What you should do: Transcribe every entry word for word, leaving out all images.

Figure dataset records
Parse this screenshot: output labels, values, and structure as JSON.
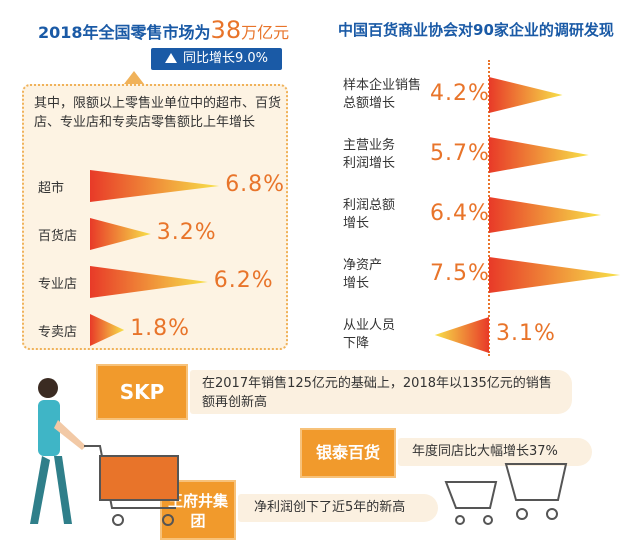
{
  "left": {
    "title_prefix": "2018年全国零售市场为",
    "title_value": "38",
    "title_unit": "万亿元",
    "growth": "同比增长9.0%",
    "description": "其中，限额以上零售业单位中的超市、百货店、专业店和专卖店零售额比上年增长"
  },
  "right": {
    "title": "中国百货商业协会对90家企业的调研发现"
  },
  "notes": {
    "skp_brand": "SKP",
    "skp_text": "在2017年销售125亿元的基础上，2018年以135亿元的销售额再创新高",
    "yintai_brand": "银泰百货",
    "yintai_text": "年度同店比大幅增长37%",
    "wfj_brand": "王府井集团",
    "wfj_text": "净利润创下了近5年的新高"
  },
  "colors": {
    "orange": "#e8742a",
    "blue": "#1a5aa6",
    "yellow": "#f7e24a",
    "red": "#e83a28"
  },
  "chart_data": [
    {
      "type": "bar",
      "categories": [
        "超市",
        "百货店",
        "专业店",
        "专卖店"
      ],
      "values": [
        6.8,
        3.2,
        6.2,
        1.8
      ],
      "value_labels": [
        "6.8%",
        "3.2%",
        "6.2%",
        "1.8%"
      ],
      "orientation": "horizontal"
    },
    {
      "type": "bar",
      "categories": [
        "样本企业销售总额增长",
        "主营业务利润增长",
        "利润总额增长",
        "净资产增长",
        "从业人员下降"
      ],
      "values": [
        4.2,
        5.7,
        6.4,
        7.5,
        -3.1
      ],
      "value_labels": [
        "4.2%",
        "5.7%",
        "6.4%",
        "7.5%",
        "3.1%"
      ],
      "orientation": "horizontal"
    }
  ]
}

Written reply:
Parse this screenshot: output labels, values, and structure as JSON.
{
  "left": {
    "title_prefix": "2018年全国零售市场为",
    "title_value": "38",
    "title_unit": "万亿元",
    "growth": "同比增长9.0%",
    "description": "其中，限额以上零售业单位中的超市、百货店、专业店和专卖店零售额比上年增长"
  },
  "right": {
    "title": "中国百货商业协会对90家企业的调研发现"
  },
  "notes": {
    "skp_brand": "SKP",
    "skp_text": "在2017年销售125亿元的基础上，2018年以135亿元的销售额再创新高",
    "yintai_brand": "银泰百货",
    "yintai_text": "年度同店比大幅增长37%",
    "wfj_brand": "王府井集团",
    "wfj_text": "净利润创下了近5年的新高"
  },
  "colors": {
    "orange": "#e8742a",
    "blue": "#1a5aa6",
    "yellow": "#f7e24a",
    "red": "#e83a28"
  },
  "chart_data": [
    {
      "type": "bar",
      "categories": [
        "超市",
        "百货店",
        "专业店",
        "专卖店"
      ],
      "values": [
        6.8,
        3.2,
        6.2,
        1.8
      ],
      "value_labels": [
        "6.8%",
        "3.2%",
        "6.2%",
        "1.8%"
      ],
      "orientation": "horizontal"
    },
    {
      "type": "bar",
      "categories": [
        "样本企业销售总额增长",
        "主营业务利润增长",
        "利润总额增长",
        "净资产增长",
        "从业人员下降"
      ],
      "values": [
        4.2,
        5.7,
        6.4,
        7.5,
        -3.1
      ],
      "value_labels": [
        "4.2%",
        "5.7%",
        "6.4%",
        "7.5%",
        "3.1%"
      ],
      "orientation": "horizontal"
    }
  ]
}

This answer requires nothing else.